**EXTRACTED ENTRIES**
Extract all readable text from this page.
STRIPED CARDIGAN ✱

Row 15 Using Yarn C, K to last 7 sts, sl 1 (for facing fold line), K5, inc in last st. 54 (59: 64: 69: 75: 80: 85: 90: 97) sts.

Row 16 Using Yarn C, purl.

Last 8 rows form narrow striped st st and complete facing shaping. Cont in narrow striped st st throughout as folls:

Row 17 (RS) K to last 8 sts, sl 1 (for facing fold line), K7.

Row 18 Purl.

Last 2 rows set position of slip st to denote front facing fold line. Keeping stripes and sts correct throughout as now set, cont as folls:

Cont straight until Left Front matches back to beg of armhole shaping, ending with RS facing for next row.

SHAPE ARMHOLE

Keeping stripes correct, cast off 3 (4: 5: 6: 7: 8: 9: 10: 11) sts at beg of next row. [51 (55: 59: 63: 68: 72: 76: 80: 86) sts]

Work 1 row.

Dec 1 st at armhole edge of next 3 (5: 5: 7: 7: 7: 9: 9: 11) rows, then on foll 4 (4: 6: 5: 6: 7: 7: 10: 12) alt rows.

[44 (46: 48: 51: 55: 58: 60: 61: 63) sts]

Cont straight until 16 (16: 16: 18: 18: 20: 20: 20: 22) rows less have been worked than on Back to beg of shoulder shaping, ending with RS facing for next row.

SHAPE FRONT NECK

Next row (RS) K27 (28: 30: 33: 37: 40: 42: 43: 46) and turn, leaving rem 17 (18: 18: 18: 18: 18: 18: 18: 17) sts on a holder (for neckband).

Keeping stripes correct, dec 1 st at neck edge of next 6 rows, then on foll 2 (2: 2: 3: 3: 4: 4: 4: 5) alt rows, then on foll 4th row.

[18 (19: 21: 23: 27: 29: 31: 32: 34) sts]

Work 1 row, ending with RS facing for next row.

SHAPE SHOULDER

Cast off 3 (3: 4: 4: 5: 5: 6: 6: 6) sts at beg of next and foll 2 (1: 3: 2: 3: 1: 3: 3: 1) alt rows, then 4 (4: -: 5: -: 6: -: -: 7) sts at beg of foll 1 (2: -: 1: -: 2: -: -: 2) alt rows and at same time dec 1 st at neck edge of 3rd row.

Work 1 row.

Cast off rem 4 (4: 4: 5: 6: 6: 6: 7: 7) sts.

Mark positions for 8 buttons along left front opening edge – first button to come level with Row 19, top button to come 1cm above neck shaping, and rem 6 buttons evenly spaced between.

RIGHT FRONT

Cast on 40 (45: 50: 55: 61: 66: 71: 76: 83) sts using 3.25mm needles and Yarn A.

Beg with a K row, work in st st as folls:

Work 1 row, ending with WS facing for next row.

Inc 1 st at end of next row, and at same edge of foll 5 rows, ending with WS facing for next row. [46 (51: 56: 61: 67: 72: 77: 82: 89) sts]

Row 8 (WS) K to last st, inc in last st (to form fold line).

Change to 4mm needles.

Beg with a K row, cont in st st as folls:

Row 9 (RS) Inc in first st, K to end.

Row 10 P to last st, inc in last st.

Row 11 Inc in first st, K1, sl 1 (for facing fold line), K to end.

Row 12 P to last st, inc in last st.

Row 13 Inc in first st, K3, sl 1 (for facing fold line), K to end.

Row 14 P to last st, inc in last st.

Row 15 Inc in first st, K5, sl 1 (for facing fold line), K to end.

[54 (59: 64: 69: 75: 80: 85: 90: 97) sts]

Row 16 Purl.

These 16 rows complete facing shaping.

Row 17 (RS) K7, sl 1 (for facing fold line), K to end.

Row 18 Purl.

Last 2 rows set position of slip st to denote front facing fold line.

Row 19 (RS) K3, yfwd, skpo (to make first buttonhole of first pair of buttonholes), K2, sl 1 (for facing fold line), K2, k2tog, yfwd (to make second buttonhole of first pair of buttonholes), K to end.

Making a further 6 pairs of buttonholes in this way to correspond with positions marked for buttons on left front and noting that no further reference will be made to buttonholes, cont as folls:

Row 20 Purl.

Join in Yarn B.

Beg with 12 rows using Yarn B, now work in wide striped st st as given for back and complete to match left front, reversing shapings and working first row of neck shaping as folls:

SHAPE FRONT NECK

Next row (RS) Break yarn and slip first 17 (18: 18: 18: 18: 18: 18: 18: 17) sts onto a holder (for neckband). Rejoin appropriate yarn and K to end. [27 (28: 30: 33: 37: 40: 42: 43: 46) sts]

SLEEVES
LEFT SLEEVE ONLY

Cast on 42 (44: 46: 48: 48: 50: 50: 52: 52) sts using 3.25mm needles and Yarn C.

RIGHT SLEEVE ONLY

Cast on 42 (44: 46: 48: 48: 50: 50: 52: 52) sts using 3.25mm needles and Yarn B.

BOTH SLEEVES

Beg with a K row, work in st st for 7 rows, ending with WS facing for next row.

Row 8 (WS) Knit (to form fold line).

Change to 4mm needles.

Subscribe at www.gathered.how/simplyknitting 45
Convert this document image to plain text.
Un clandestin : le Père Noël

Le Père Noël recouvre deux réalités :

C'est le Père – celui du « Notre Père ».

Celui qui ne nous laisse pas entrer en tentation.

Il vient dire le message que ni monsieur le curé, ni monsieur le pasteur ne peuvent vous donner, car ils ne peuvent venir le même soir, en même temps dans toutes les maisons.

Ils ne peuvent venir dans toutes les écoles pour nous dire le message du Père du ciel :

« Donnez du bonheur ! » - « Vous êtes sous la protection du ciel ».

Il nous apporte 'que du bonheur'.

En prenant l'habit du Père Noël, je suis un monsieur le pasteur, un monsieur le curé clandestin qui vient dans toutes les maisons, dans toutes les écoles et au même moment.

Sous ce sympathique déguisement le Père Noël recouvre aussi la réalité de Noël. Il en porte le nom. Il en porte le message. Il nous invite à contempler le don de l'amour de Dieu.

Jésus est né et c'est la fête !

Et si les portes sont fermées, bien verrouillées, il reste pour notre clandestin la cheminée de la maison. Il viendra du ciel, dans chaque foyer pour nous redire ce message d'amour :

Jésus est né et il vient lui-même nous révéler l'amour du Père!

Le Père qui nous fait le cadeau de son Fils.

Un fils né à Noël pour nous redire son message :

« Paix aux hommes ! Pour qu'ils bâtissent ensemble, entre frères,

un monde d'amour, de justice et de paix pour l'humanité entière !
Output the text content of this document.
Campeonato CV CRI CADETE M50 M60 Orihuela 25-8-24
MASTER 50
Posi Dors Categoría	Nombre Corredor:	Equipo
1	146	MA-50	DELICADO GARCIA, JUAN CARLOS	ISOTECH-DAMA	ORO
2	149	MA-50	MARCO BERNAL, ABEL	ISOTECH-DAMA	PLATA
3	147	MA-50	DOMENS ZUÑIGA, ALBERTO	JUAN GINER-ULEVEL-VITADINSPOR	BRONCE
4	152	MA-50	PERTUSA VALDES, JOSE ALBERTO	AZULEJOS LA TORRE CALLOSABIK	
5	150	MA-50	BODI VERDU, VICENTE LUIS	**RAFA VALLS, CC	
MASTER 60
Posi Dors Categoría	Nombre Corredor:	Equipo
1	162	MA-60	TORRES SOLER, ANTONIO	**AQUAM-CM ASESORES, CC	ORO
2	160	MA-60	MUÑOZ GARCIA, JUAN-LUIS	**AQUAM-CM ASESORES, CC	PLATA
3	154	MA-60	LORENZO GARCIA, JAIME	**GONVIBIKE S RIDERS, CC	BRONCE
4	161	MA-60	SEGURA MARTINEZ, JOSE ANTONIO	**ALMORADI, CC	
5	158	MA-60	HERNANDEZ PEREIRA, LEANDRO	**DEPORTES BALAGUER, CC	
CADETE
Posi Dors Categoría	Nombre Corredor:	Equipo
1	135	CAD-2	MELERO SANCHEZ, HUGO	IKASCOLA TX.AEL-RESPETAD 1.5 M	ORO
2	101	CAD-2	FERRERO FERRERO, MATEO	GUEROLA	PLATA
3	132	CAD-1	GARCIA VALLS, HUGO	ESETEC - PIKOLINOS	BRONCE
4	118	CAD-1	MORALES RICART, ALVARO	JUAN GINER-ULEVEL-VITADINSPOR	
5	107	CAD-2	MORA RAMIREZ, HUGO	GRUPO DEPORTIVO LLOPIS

**WORK TO DO**
Where a line in the entries holds the word "denote", copy that line.

**RESPONSE**
Last 2 rows set position of slip st to denote front facing fold line. Keeping stripes and sts correct throughout as now set, cont as folls:
Last 2 rows set position of slip st to denote front facing fold line.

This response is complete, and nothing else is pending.